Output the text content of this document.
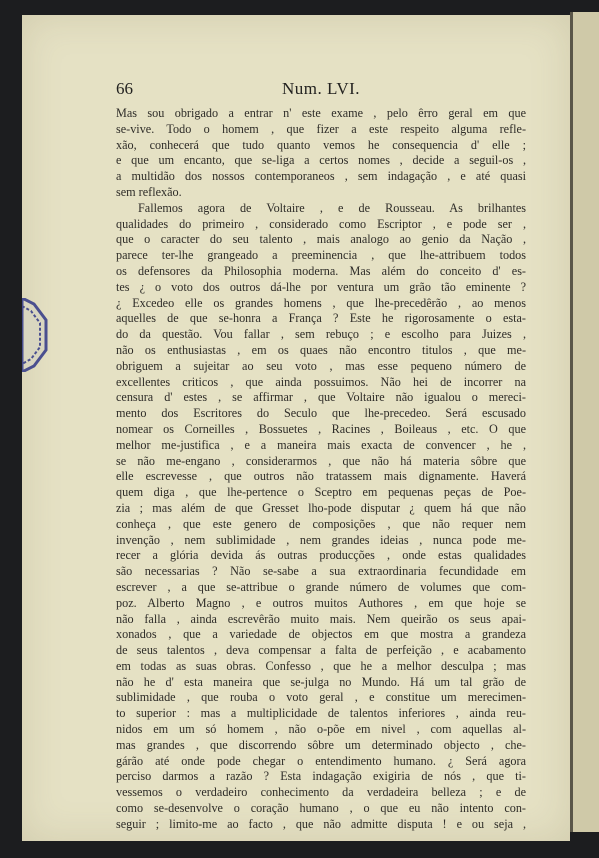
66	Num. LVI.
Mas sou obrigado a entrar n' este exame , pelo êrro geral em que
se-vive. Todo o homem , que fizer a este respeito alguma refle-
xão, conhecerá que tudo quanto vemos he consequencia d' elle ;
e que um encanto, que se-liga a certos nomes , decide a seguil-os ,
a multidão dos nossos contemporaneos , sem indagação , e até quasi
sem reflexão.
Fallemos agora de Voltaire , e de Rousseau. As brilhantes
qualidades do primeiro , considerado como Escriptor , e pode ser ,
que o caracter do seu talento , mais analogo ao genio da Nação ,
parece ter-lhe grangeado a preeminencia , que lhe-attribuem todos
os defensores da Philosophia moderna. Mas além do conceito d' es-
tes ¿ o voto dos outros dá-lhe por ventura um grão tão eminente ?
¿ Excedeo elle os grandes homens , que lhe-precedêrão , ao menos
aquelles de que se-honra a França ? Este he rigorosamente o esta-
do da questão. Vou fallar , sem rebuço ; e escolho para Juizes ,
não os enthusiastas , em os quaes não encontro titulos , que me-
obriguem a sujeitar ao seu voto , mas esse pequeno número de
excellentes criticos , que ainda possuimos. Não hei de incorrer na
censura d' estes , se affirmar , que Voltaire não igualou o mereci-
mento dos Escritores do Seculo que lhe-precedeo. Será escusado
nomear os Corneilles , Bossuetes , Racines , Boileaus , etc. O que
melhor me-justifica , e a maneira mais exacta de convencer , he ,
se não me-engano , considerarmos , que não há materia sôbre que
elle escrevesse , que outros não tratassem mais dignamente. Haverá
quem diga , que lhe-pertence o Sceptro em pequenas peças de Poe-
zia ; mas além de que Gresset lho-pode disputar ¿ quem há que não
conheça , que este genero de composições , que não requer nem
invenção , nem sublimidade , nem grandes ideias , nunca pode me-
recer a glória devida ás outras producções , onde estas qualidades
são necessarias ? Não se-sabe a sua extraordinaria fecundidade em
escrever , a que se-attribue o grande número de volumes que com-
poz. Alberto Magno , e outros muitos Authores , em que hoje se
não falla , ainda escrevêrão muito mais. Nem queirão os seus apai-
xonados , que a variedade de objectos em que mostra a grandeza
de seus talentos , deva compensar a falta de perfeição , e acabamento
em todas as suas obras. Confesso , que he a melhor desculpa ; mas
não he d' esta maneira que se-julga no Mundo. Há um tal grão de
sublimidade , que rouba o voto geral , e constitue um merecimen-
to superior : mas a multiplicidade de talentos inferiores , ainda reu-
nidos em um só homem , não o-põe em nivel , com aquellas al-
mas grandes , que discorrendo sôbre um determinado objecto , che-
gárão até onde pode chegar o entendimento humano. ¿ Será agora
perciso darmos a razão ? Esta indagação exigiria de nós , que ti-
vessemos o verdadeiro conhecimento da verdadeira belleza ; e de
como se-desenvolve o coração humano , o que eu não intento con-
seguir ; limito-me ao facto , que não admitte disputa ! e ou seja ,
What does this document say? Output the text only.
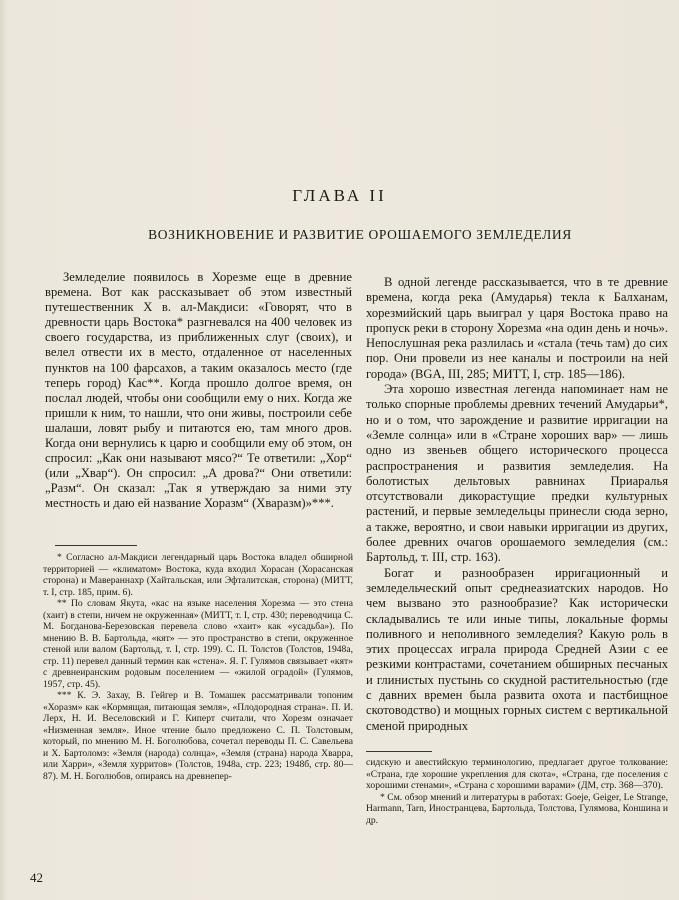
ГЛАВА II
ВОЗНИКНОВЕНИЕ И РАЗВИТИЕ ОРОШАЕМОГО ЗЕМЛЕДЕЛИЯ

Земледелие появилось в Хорезме еще в древние времена. Вот как рассказывает об этом известный путешественник X в. ал-Макдиси: «Говорят, что в древности царь Востока* разгневался на 400 человек из своего государства, из приближенных слуг (своих), и велел отвести их в место, отдаленное от населенных пунктов на 100 фарсахов, а таким оказалось место (где теперь город) Кас**. Когда прошло долгое время, он послал людей, чтобы они сообщили ему о них. Когда же пришли к ним, то нашли, что они живы, построили себе шалаши, ловят рыбу и питаются ею, там много дров. Когда они вернулись к царю и сообщили ему об этом, он спросил: „Как они называют мясо?“ Те ответили: „Хор“ (или „Хвар“). Он спросил: „А дрова?“ Они ответили: „Разм“. Он сказал: „Так я утверждаю за ними эту местность и даю ей название Хоразм“ (Хваразм)»***.

* Согласно ал-Макдиси легендарный царь Востока владел обширной территорией — «климатом» Востока, куда входил Хорасан (Хорасанская сторона) и Мавераннахр (Хайтальская, или Эфталитская, сторона) (МИТТ, т. I, стр. 185, прим. 6).

** По словам Якута, «кас на языке населения Хорезма — это стена (хаит) в степи, ничем не окруженная» (МИТТ, т. I, стр. 430; переводчица С. М. Богданова-Березовская перевела слово «хаит» как «усадьба»). По мнению В. В. Бартольда, «кят» — это пространство в степи, окруженное стеной или валом (Бартольд, т. I, стр. 199). С. П. Толстов (Толстов, 1948а, стр. 11) перевел данный термин как «стена». Я. Г. Гулямов связывает «кят» с древнеиранским родовым поселением — «жилой оградой» (Гулямов, 1957, стр. 45).

*** К. Э. Захау, В. Гейгер и В. Томашек рассматривали топоним «Хоразм» как «Кормящая, питающая земля», «Плодородная страна». П. И. Лерх, Н. И. Веселовский и Г. Киперт считали, что Хорезм означает «Низменная земля». Иное чтение было предложено С. П. Толстовым, который, по мнению М. Н. Боголюбова, сочетал переводы П. С. Савельева и Х. Бартоломэ: «Земля (народа) солнца», «Земля (страна) народа Хваррa, или Харри», «Земля хурритов» (Толстов, 1948а, стр. 223; 1948б, стр. 80—87). М. Н. Боголюбов, опираясь на древнепер-

В одной легенде рассказывается, что в те древние времена, когда река (Амударья) текла к Балханам, хорезмийский царь выиграл у царя Востока право на пропуск реки в сторону Хорезма «на один день и ночь». Непослушная река разлилась и «стала (течь там) до сих пор. Они провели из нее каналы и построили на ней города» (BGA, III, 285; МИТТ, I, стр. 185—186).

Эта хорошо известная легенда напоминает нам не только спорные проблемы древних течений Амударьи*, но и о том, что зарождение и развитие ирригации на «Земле солнца» или в «Стране хороших вар» — лишь одно из звеньев общего исторического процесса распространения и развития земледелия. На болотистых дельтовых равнинах Приаралья отсутствовали дикорастущие предки культурных растений, и первые земледельцы принесли сюда зерно, а также, вероятно, и свои навыки ирригации из других, более древних очагов орошаемого земледелия (см.: Бартольд, т. III, стр. 163).

Богат и разнообразен ирригационный и земледельческий опыт среднеазиатских народов. Но чем вызвано это разнообразие? Как исторически складывались те или иные типы, локальные формы поливного и неполивного земледелия? Какую роль в этих процессах играла природа Средней Азии с ее резкими контрастами, сочетанием обширных песчаных и глинистых пустынь со скудной растительностью (где с давних времен была развита охота и пастбищное скотоводство) и мощных горных систем с вертикальной сменой природных

сидскую и авестийскую терминологию, предлагает другое толкование: «Страна, где хорошие укрепления для скота», «Страна, где поселения с хорошими стенами», «Страна с хорошими варами» (ДМ, стр. 368—370).

* См. обзор мнений и литературы в работах: Goeje, Geiger, Le Strange, Harmann, Tarn, Иностранцева, Бартольда, Толстова, Гулямова, Коншина и др.

42
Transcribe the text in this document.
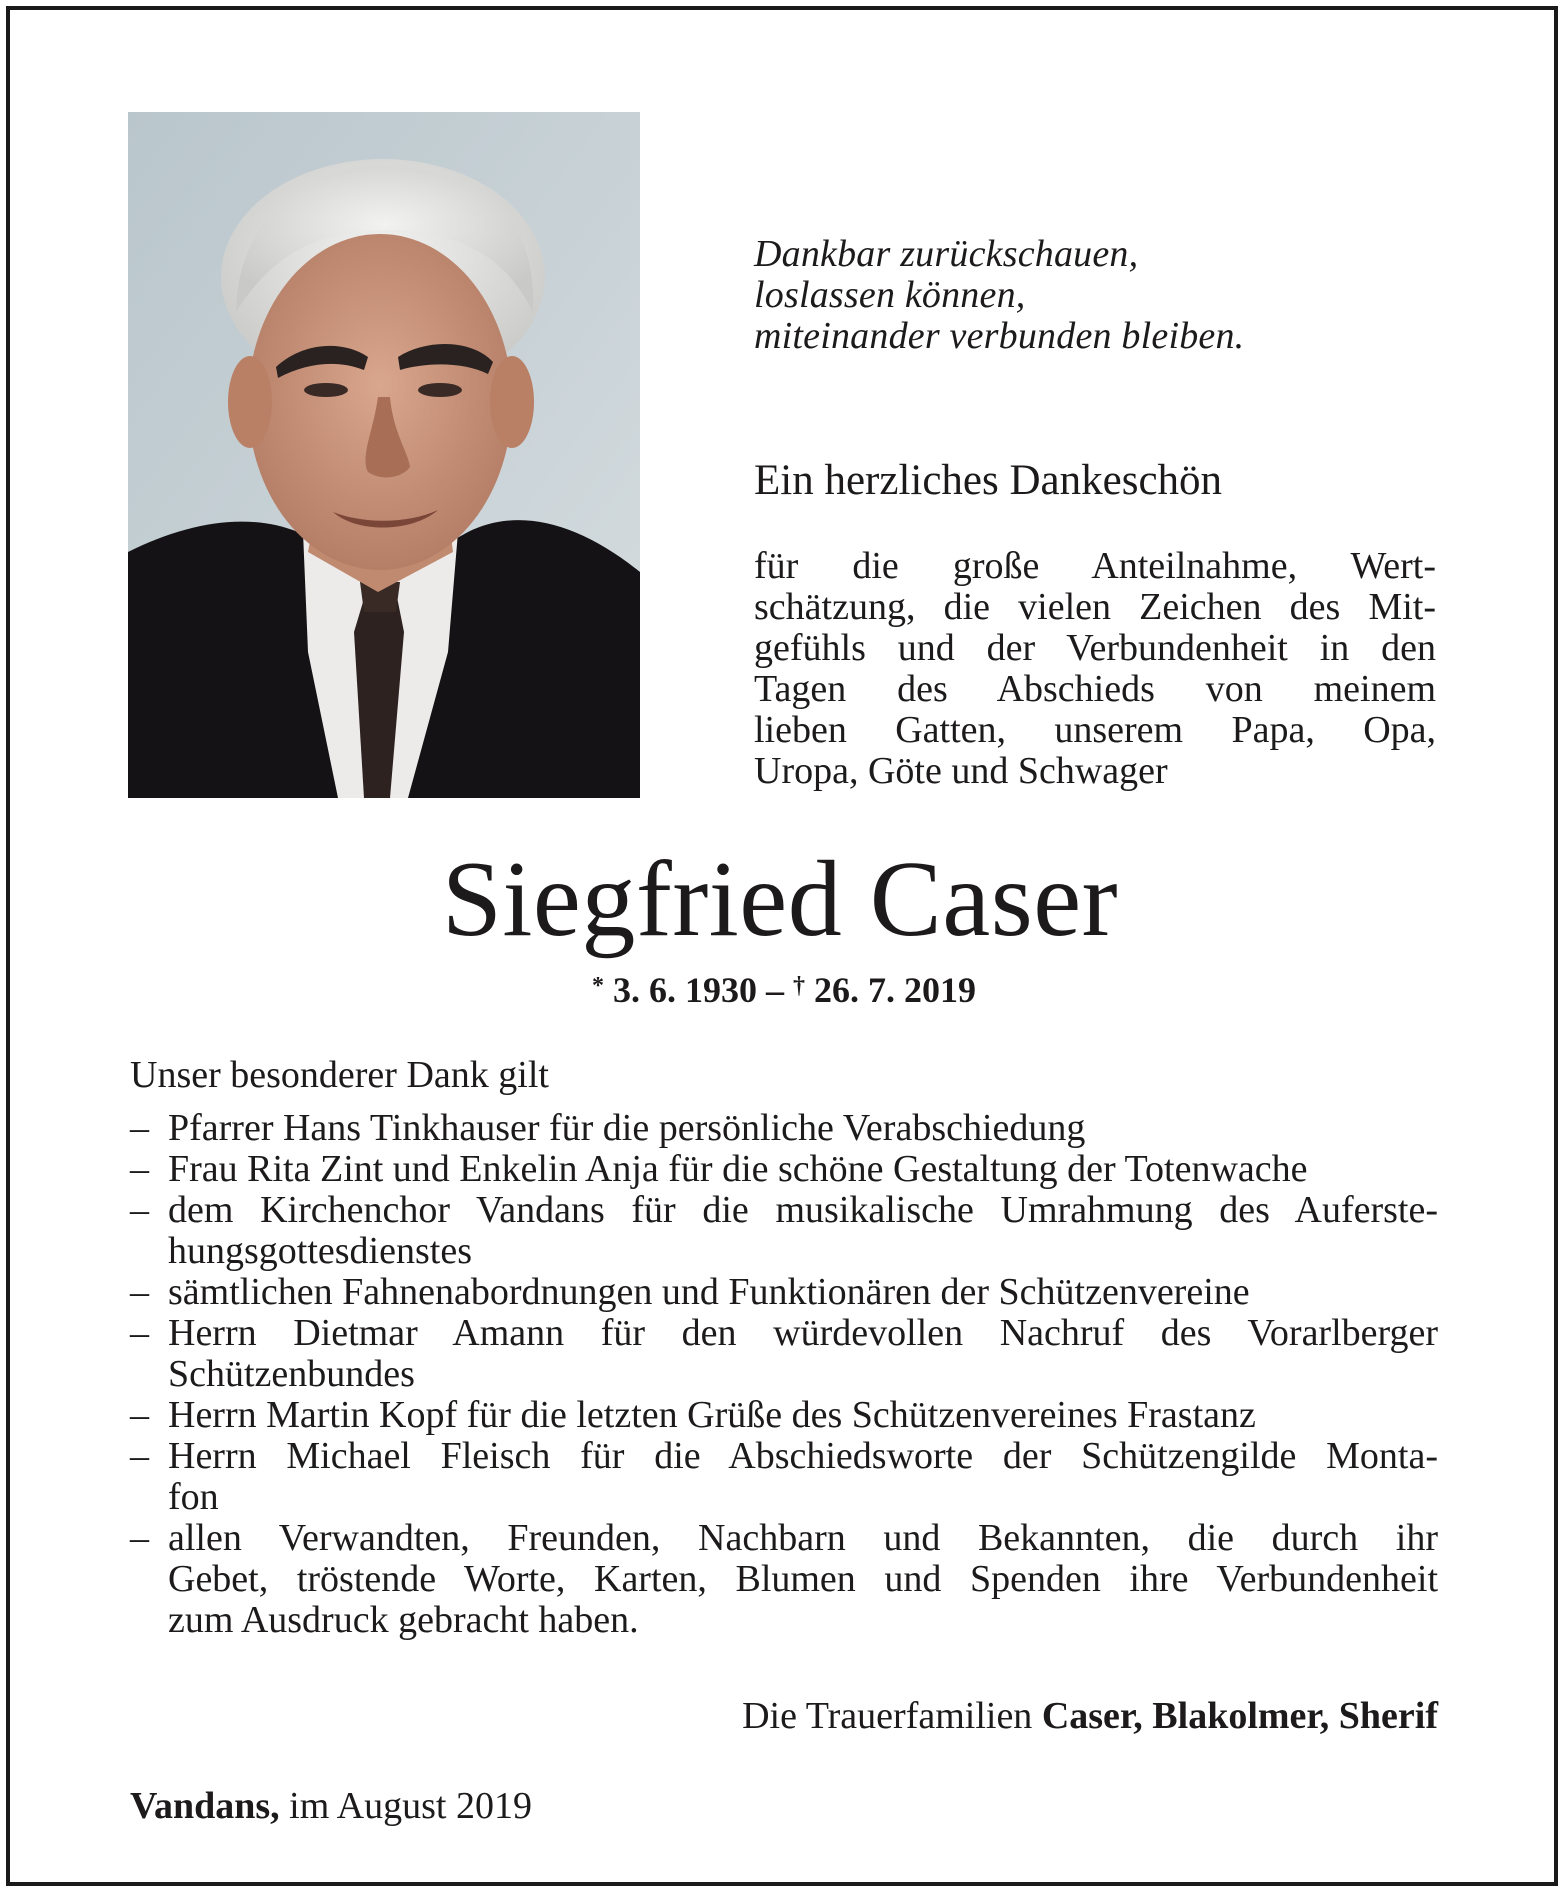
Dankbar zurückschauen,
loslassen können,
miteinander verbunden bleiben.
Ein herzliches Dankeschön
für die große Anteilnahme, Wert-
schätzung, die vielen Zeichen des Mit-
gefühls und der Verbundenheit in den
Tagen des Abschieds von meinem
lieben Gatten, unserem Papa, Opa,
Uropa, Göte und Schwager
Siegfried Caser
* 3. 6. 1930 – † 26. 7. 2019
Unser besonderer Dank gilt
– Pfarrer Hans Tinkhauser für die persönliche Verabschiedung
– Frau Rita Zint und Enkelin Anja für die schöne Gestaltung der Totenwache
– dem Kirchenchor Vandans für die musikalische Umrahmung des Auferste-
hungsgottesdienstes
– sämtlichen Fahnenabordnungen und Funktionären der Schützenvereine
– Herrn Dietmar Amann für den würdevollen Nachruf des Vorarlberger
Schützenbundes
– Herrn Martin Kopf für die letzten Grüße des Schützenvereines Frastanz
– Herrn Michael Fleisch für die Abschiedsworte der Schützengilde Monta-
fon
– allen Verwandten, Freunden, Nachbarn und Bekannten, die durch ihr
Gebet, tröstende Worte, Karten, Blumen und Spenden ihre Verbundenheit
zum Ausdruck gebracht haben.
Die Trauerfamilien Caser, Blakolmer, Sherif
Vandans, im August 2019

■ AIM OF THE TASK ■
Produce an exact copy of only those lines that run from the line with "Transcribe the text in this document." to the final line of the records, including both; exclude images.

■ REPLY ■
Transcribe the text in this document.
Dankbar zurückschauen,
loslassen können,
miteinander verbunden bleiben.
Ein herzliches Dankeschön
für die große Anteilnahme, Wert-
schätzung, die vielen Zeichen des Mit-
gefühls und der Verbundenheit in den
Tagen des Abschieds von meinem
lieben Gatten, unserem Papa, Opa,
Uropa, Göte und Schwager
Siegfried Caser
* 3. 6. 1930 – † 26. 7. 2019
Unser besonderer Dank gilt
– Pfarrer Hans Tinkhauser für die persönliche Verabschiedung
– Frau Rita Zint und Enkelin Anja für die schöne Gestaltung der Totenwache
– dem Kirchenchor Vandans für die musikalische Umrahmung des Auferste-
hungsgottesdienstes
– sämtlichen Fahnenabordnungen und Funktionären der Schützenvereine
– Herrn Dietmar Amann für den würdevollen Nachruf des Vorarlberger
Schützenbundes
– Herrn Martin Kopf für die letzten Grüße des Schützenvereines Frastanz
– Herrn Michael Fleisch für die Abschiedsworte der Schützengilde Monta-
fon
– allen Verwandten, Freunden, Nachbarn und Bekannten, die durch ihr
Gebet, tröstende Worte, Karten, Blumen und Spenden ihre Verbundenheit
zum Ausdruck gebracht haben.
Die Trauerfamilien Caser, Blakolmer, Sherif
Vandans, im August 2019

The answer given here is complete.